* Begin PROVIDED INFORMATION *

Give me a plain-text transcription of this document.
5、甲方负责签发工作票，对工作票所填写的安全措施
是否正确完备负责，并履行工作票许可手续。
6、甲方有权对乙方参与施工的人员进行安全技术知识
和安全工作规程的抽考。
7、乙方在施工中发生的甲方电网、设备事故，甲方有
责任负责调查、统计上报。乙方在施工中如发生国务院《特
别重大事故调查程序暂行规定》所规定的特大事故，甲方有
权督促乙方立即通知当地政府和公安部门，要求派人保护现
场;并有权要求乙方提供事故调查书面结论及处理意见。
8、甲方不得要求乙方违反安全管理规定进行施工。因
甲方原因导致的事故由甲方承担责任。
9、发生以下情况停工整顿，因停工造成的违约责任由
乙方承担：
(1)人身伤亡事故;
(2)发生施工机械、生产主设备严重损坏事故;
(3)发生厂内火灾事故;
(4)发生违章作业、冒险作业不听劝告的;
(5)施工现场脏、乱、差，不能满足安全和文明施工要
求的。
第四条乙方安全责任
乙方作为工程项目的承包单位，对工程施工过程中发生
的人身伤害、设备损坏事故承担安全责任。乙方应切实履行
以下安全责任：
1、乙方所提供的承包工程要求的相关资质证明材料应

* End PROVIDED INFORMATION *

--- WHAT TO WORK ON ---
Write out every line exactly as it stands.

--- WORKED SOLUTION ---
Give me a plain-text transcription of this document.
5、甲方负责签发工作票，对工作票所填写的安全措施
是否正确完备负责，并履行工作票许可手续。
6、甲方有权对乙方参与施工的人员进行安全技术知识
和安全工作规程的抽考。
7、乙方在施工中发生的甲方电网、设备事故，甲方有
责任负责调查、统计上报。乙方在施工中如发生国务院《特
别重大事故调查程序暂行规定》所规定的特大事故，甲方有
权督促乙方立即通知当地政府和公安部门，要求派人保护现
场;并有权要求乙方提供事故调查书面结论及处理意见。
8、甲方不得要求乙方违反安全管理规定进行施工。因
甲方原因导致的事故由甲方承担责任。
9、发生以下情况停工整顿，因停工造成的违约责任由
乙方承担：
(1)人身伤亡事故;
(2)发生施工机械、生产主设备严重损坏事故;
(3)发生厂内火灾事故;
(4)发生违章作业、冒险作业不听劝告的;
(5)施工现场脏、乱、差，不能满足安全和文明施工要
求的。
第四条乙方安全责任
乙方作为工程项目的承包单位，对工程施工过程中发生
的人身伤害、设备损坏事故承担安全责任。乙方应切实履行
以下安全责任：
1、乙方所提供的承包工程要求的相关资质证明材料应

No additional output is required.